* _Your instructions_
Look through the lines below and state how many hold the word "Список". Write only the number.

* _Record set_
────────────────

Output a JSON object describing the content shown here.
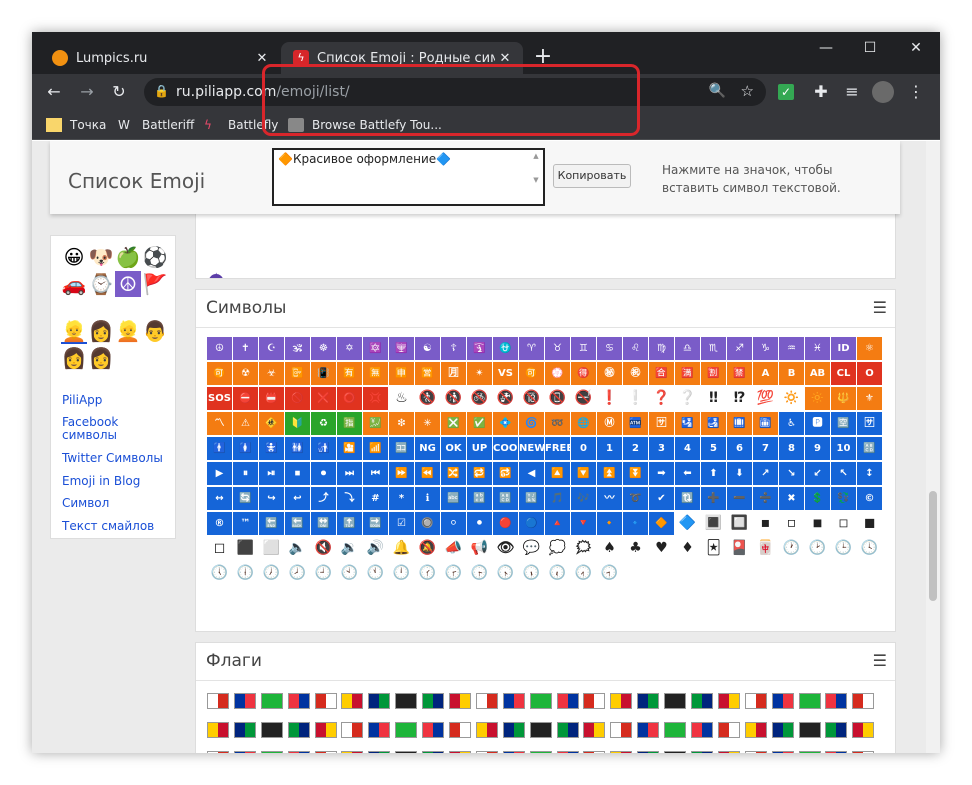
{
  "browser": {
    "tabs": [
      {
        "title": "Lumpics.ru",
        "active": false
      },
      {
        "title": "Список Emoji : Родные символ",
        "active": true
      }
    ],
    "new_tab": "+",
    "url": {
      "host": "ru.piliapp.com",
      "path": "/emoji/list/"
    },
    "bookmarks": [
      "Точка",
      "Battleriff",
      "Battlefly",
      "Browse Battlefy Tou..."
    ]
  },
  "page": {
    "title": "Список Emoji",
    "copy_field_text": "🔶Красивое оформление🔷",
    "copy_button": "Копировать",
    "hint": "Нажмите на значок, чтобы вставить символ текстовой.",
    "sidebar_links": [
      "PiliApp",
      "Facebook символы",
      "Twitter Символы",
      "Emoji in Blog",
      "Символ",
      "Текст смайлов"
    ],
    "sidebar_emoji_row1": [
      "😀",
      "🐶",
      "🍏",
      "⚽",
      "🚗",
      "⌚",
      "☮",
      "🚩"
    ],
    "sidebar_emoji_row2": [
      "👱",
      "👩",
      "👱",
      "👨",
      "👩",
      "👩"
    ]
  },
  "sections": {
    "symbols_title": "Символы",
    "flags_title": "Флаги",
    "menu_icon": "☰"
  },
  "symbols_rows": [
    [
      "☮",
      "✝",
      "☪",
      "🕉",
      "☸",
      "✡",
      "🔯",
      "🕎",
      "☯",
      "☦",
      "🛐",
      "⛎",
      "♈",
      "♉",
      "♊",
      "♋",
      "♌",
      "♍",
      "♎",
      "♏",
      "♐",
      "♑",
      "♒",
      "♓",
      "ID"
    ],
    [
      "⚛",
      "🉑",
      "☢",
      "☣",
      "📴",
      "📳",
      "🈶",
      "🈚",
      "🈸",
      "🈺",
      "🈷",
      "✴",
      "VS",
      "🉑",
      "💮",
      "🉐",
      "㊙",
      "㊗",
      "🈴",
      "🈵",
      "🈹",
      "🈲",
      "A",
      "B",
      "AB"
    ],
    [
      "CL",
      "O",
      "SOS",
      "⛔",
      "📛",
      "🚫",
      "❌",
      "⭕",
      "💢",
      "♨",
      "🚷",
      "🚯",
      "🚳",
      "🚱",
      "🔞",
      "📵",
      "🚭",
      "❗",
      "❕",
      "❓",
      "❔",
      "‼",
      "⁉",
      "💯",
      "🔅"
    ],
    [
      "🔆",
      "🔱",
      "⚜",
      "〽",
      "⚠",
      "🚸",
      "🔰",
      "♻",
      "🈯",
      "💹",
      "❇",
      "✳",
      "❎",
      "✅",
      "💠",
      "🌀",
      "➿",
      "🌐",
      "Ⓜ",
      "🏧",
      "🈂",
      "🛂",
      "🛃",
      "🛄",
      "🛅"
    ],
    [
      "♿",
      "🅿",
      "🈳",
      "🈂",
      "🚹",
      "🚺",
      "🚼",
      "🚻",
      "🚮",
      "🎦",
      "📶",
      "🈁",
      "NG",
      "OK",
      "UP",
      "COOL",
      "NEW",
      "FREE",
      "0",
      "1",
      "2",
      "3",
      "4",
      "5",
      "6"
    ],
    [
      "7",
      "8",
      "9",
      "10",
      "🔠",
      "▶",
      "⏸",
      "⏯",
      "⏹",
      "⏺",
      "⏭",
      "⏮",
      "⏩",
      "⏪",
      "🔀",
      "🔁",
      "🔂",
      "◀",
      "🔼",
      "🔽",
      "⏫",
      "⏬",
      "➡",
      "⬅",
      "⬆"
    ],
    [
      "⬇",
      "↗",
      "↘",
      "↙",
      "↖",
      "↕",
      "↔",
      "🔄",
      "↪",
      "↩",
      "⤴",
      "⤵",
      "#",
      "*",
      "ℹ",
      "🔤",
      "🔡",
      "🔠",
      "🔣",
      "🎵",
      "🎶",
      "〰",
      "➰",
      "✔",
      "🔃"
    ],
    [
      "➕",
      "➖",
      "➗",
      "✖",
      "💲",
      "💱",
      "©",
      "®",
      "™",
      "🔚",
      "🔙",
      "🔛",
      "🔝",
      "🔜",
      "☑",
      "🔘",
      "⚪",
      "⚫",
      "🔴",
      "🔵",
      "🔺",
      "🔻",
      "🔸",
      "🔹",
      "🔶"
    ],
    [
      "🔷",
      "🔳",
      "🔲",
      "▪",
      "▫",
      "◾",
      "◽",
      "◼",
      "◻",
      "⬛",
      "⬜",
      "🔈",
      "🔇",
      "🔉",
      "🔊",
      "🔔",
      "🔕",
      "📣",
      "📢",
      "👁",
      "💬",
      "💭",
      "🗯",
      "♠",
      "♣"
    ],
    [
      "♥",
      "♦",
      "🃏",
      "🎴",
      "🀄",
      "🕐",
      "🕑",
      "🕒",
      "🕓",
      "🕔",
      "🕕",
      "🕖",
      "🕗",
      "🕘",
      "🕙",
      "🕚",
      "🕛",
      "🕜",
      "🕝",
      "🕞",
      "🕟",
      "🕠",
      "🕡",
      "🕢",
      "🕣"
    ]
  ],
  "colors": {
    "purple": "#7a5cc8",
    "blue": "#1565d8",
    "red": "#e0331f",
    "orange": "#f47c12",
    "green": "#2aa52a",
    "black": "#222222",
    "highlight": "#d9262b"
  }
}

────────────────

* _Solution to the exercise_
2